**What the task requires**
Your answer should be a single number: the count of lines containing the string "dnia".

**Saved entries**
* start *

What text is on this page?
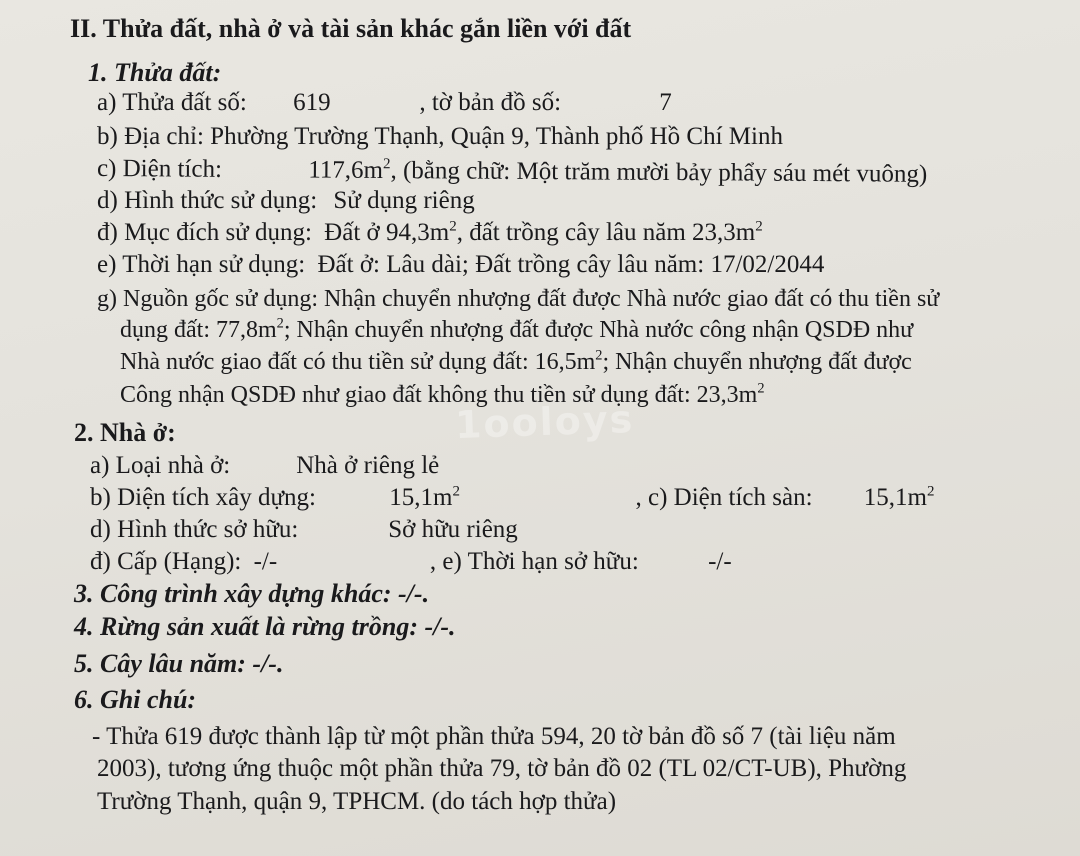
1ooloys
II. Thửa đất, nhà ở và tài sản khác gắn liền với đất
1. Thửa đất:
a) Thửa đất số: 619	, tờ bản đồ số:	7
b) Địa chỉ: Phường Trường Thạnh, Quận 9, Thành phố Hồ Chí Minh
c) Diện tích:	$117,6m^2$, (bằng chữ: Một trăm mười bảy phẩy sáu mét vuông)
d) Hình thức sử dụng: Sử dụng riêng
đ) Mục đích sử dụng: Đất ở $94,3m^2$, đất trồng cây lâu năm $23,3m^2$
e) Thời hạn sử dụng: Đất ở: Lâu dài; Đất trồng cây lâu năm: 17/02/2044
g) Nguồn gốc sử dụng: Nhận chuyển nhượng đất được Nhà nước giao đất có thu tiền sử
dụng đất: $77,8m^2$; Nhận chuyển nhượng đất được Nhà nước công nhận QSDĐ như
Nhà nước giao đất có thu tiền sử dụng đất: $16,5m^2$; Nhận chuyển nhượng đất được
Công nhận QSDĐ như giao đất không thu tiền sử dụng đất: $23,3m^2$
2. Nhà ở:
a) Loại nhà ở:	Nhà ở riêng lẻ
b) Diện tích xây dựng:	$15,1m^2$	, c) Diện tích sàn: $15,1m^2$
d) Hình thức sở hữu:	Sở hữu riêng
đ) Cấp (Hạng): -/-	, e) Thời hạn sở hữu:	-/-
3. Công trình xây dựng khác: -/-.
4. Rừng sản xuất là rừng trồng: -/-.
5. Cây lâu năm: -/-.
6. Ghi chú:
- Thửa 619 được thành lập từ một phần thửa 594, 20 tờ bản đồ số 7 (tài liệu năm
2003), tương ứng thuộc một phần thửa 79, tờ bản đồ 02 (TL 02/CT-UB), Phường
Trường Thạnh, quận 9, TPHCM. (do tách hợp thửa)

* end *
* start *

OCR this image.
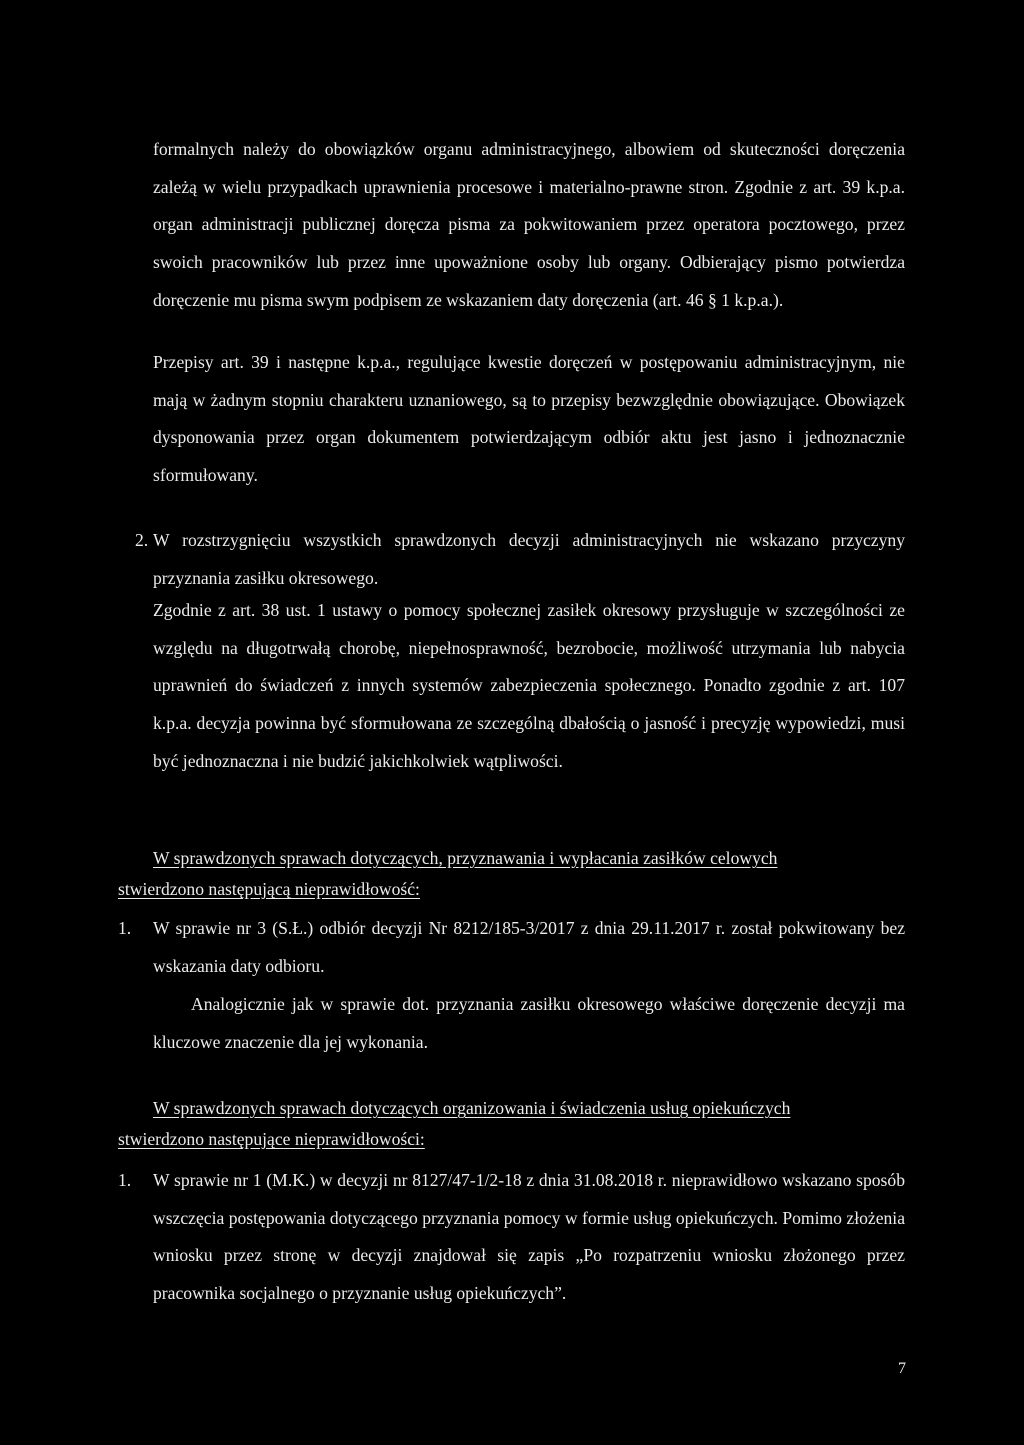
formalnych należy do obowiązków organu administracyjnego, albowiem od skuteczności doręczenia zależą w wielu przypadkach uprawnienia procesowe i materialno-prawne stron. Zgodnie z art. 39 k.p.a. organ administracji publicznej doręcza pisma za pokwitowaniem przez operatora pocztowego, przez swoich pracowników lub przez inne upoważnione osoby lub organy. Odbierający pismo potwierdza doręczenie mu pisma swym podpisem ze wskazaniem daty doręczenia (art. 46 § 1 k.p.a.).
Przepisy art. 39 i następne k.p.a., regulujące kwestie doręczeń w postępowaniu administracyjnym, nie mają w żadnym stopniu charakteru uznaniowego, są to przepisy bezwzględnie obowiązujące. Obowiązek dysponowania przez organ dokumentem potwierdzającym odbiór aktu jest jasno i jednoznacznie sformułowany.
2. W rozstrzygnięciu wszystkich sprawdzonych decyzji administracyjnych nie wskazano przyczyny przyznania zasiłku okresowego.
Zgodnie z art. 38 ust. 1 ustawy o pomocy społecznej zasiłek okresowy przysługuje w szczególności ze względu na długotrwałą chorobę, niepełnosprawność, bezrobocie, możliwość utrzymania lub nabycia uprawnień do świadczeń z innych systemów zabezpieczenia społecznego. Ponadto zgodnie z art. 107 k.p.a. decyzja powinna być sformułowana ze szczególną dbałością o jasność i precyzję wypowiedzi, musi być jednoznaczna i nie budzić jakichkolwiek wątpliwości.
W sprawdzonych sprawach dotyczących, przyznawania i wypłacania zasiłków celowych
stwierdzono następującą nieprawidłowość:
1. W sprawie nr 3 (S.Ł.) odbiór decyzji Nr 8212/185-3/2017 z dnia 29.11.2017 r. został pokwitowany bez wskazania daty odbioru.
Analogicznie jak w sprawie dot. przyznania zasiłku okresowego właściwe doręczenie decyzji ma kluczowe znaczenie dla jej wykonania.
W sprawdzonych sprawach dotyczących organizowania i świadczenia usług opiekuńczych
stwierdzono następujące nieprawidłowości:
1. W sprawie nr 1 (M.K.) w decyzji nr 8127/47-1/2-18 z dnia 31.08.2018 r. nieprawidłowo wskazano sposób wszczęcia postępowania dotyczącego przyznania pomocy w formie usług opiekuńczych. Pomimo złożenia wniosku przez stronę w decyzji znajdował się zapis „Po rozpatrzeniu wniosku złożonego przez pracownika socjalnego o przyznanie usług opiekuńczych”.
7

* end *

**Exercise output**
2